■ The data:
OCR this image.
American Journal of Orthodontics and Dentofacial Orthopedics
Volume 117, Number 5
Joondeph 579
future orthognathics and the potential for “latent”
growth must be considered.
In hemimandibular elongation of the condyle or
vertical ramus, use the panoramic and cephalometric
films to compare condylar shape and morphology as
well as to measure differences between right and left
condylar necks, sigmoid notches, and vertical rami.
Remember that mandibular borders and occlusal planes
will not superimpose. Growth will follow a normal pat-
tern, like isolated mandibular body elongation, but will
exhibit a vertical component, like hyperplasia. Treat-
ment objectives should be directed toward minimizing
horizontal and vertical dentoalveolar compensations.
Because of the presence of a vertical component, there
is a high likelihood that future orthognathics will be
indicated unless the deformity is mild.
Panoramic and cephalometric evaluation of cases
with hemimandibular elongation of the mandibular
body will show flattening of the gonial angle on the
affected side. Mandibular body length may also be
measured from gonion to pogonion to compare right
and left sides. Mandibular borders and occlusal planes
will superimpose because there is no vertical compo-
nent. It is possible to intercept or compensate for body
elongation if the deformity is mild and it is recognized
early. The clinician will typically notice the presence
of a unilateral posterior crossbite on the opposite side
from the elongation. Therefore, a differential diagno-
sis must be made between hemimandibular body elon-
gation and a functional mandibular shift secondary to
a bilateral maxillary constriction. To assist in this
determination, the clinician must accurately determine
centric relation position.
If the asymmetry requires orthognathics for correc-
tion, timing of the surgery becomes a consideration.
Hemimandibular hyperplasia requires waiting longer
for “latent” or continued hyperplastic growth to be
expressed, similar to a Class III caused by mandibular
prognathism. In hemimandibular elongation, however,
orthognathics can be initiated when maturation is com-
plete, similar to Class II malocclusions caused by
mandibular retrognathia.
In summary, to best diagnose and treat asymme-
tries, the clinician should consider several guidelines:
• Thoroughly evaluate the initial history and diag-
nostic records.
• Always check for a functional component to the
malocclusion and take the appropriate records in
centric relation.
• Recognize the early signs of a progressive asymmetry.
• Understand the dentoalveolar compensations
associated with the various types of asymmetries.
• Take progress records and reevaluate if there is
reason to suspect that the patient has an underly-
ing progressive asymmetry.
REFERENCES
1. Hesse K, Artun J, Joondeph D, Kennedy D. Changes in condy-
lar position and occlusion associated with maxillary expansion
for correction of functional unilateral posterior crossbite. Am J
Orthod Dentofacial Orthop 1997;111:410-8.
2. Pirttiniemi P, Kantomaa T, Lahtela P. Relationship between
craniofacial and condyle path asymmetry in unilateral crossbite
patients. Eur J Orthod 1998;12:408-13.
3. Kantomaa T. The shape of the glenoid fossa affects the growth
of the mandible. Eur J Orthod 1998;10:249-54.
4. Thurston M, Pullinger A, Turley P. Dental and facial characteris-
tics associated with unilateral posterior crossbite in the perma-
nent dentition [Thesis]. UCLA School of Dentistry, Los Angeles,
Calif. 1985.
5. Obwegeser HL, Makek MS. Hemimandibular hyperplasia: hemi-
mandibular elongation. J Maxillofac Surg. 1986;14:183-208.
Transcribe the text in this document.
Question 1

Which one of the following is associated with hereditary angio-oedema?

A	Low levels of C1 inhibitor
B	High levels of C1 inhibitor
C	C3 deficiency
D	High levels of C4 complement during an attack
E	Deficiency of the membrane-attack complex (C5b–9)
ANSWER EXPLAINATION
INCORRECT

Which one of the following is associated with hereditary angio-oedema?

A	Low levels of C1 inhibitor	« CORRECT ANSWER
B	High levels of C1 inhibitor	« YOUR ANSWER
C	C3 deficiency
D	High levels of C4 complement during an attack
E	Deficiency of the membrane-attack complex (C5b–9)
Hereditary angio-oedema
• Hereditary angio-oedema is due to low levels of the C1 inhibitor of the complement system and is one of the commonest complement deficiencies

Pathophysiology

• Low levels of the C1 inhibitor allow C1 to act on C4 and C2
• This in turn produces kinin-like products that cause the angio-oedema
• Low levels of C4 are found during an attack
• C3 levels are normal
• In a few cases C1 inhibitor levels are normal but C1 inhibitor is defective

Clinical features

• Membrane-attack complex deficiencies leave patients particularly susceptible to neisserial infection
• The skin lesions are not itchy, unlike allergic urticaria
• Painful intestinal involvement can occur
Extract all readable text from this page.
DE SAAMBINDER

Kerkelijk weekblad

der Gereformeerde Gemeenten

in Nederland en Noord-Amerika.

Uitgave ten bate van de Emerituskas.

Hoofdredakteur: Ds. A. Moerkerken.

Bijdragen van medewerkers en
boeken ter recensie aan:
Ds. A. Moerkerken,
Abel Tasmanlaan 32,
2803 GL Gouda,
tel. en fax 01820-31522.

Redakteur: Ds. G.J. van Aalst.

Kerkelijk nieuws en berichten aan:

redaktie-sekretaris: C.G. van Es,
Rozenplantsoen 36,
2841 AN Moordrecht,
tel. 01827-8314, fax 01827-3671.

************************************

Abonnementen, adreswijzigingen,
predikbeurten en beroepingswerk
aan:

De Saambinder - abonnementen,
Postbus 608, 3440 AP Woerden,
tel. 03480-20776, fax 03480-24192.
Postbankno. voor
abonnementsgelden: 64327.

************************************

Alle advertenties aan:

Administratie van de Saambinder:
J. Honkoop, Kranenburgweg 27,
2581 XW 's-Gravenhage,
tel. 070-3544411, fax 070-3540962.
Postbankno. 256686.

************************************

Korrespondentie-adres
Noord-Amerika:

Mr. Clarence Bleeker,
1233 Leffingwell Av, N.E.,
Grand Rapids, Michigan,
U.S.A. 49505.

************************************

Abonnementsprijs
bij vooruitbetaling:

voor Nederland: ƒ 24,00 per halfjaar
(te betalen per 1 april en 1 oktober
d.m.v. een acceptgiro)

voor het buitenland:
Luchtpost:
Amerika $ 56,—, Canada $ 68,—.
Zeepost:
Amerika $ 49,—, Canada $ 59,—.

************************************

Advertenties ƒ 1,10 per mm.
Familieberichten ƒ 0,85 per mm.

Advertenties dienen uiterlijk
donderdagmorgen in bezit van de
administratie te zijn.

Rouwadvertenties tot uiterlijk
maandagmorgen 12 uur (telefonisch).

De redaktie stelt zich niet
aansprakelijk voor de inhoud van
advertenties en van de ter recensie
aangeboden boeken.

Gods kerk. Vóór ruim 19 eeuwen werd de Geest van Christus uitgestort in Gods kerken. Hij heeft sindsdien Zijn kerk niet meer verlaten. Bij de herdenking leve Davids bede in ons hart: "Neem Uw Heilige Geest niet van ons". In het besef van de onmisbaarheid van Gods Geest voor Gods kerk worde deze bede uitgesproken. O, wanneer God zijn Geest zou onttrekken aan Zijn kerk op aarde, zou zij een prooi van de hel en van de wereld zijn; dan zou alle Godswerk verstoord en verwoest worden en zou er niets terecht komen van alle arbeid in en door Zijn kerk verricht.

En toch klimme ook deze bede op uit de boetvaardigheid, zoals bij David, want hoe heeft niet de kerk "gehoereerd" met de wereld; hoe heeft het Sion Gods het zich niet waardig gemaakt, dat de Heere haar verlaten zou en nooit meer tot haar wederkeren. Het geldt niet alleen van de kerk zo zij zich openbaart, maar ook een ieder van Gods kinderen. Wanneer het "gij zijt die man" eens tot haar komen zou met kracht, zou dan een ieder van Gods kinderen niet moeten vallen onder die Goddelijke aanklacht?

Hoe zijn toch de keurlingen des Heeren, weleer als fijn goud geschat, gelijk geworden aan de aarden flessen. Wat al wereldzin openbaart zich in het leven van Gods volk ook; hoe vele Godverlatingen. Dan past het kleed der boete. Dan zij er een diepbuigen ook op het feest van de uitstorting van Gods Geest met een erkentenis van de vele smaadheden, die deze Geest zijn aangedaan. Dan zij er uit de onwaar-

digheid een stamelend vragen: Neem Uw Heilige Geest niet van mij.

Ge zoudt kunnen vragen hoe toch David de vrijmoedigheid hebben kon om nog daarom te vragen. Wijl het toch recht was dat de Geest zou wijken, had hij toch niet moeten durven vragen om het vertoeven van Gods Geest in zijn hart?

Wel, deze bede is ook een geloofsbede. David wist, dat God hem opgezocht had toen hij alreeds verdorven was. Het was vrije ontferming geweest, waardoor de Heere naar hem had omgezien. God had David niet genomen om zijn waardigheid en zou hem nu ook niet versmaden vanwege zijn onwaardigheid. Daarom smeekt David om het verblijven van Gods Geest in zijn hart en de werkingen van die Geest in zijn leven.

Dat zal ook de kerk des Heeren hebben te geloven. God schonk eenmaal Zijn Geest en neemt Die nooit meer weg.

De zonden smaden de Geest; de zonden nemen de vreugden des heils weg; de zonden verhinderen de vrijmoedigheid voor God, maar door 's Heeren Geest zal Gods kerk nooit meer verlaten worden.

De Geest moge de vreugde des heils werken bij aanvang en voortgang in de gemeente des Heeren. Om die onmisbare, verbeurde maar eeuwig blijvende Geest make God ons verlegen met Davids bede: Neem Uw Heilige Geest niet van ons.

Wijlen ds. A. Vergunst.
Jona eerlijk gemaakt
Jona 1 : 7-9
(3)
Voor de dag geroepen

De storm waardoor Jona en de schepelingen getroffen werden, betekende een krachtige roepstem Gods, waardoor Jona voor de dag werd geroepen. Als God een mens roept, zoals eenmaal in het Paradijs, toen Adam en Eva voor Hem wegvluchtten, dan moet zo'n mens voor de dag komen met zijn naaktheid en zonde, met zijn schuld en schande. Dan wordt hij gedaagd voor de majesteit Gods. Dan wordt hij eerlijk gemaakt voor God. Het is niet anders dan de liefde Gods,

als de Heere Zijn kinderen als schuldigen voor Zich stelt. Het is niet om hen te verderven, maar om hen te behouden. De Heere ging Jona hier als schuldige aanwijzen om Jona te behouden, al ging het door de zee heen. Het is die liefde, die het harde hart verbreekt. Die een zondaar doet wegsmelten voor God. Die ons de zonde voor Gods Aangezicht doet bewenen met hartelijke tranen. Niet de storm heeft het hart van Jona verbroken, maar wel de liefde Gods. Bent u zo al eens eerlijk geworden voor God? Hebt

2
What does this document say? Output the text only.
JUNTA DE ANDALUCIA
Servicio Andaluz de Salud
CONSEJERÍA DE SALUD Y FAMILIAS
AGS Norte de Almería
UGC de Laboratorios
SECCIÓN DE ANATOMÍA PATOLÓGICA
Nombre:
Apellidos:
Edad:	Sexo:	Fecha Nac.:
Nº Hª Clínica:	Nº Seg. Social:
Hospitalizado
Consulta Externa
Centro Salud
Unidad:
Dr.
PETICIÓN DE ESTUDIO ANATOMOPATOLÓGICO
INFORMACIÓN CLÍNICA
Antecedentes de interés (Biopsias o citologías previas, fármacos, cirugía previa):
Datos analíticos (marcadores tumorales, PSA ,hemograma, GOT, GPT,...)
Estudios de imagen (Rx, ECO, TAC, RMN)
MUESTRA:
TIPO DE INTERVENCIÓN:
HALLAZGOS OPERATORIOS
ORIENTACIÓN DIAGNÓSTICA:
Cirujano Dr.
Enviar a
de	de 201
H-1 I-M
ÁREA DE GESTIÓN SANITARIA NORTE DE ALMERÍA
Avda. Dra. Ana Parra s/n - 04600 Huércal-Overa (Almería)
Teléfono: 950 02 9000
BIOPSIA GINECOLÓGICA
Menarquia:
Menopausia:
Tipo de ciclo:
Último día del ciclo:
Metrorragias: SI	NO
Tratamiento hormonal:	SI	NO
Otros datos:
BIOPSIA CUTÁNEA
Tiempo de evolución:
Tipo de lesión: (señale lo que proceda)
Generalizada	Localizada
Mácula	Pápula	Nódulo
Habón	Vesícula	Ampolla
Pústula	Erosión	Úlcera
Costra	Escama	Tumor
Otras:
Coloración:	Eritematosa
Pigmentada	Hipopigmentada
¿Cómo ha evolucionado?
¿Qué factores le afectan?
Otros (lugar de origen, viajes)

■ Exercise instructions:
Go through the records line by line and count those containing the string "superimpose". Give only the total.

■ Your solution:
2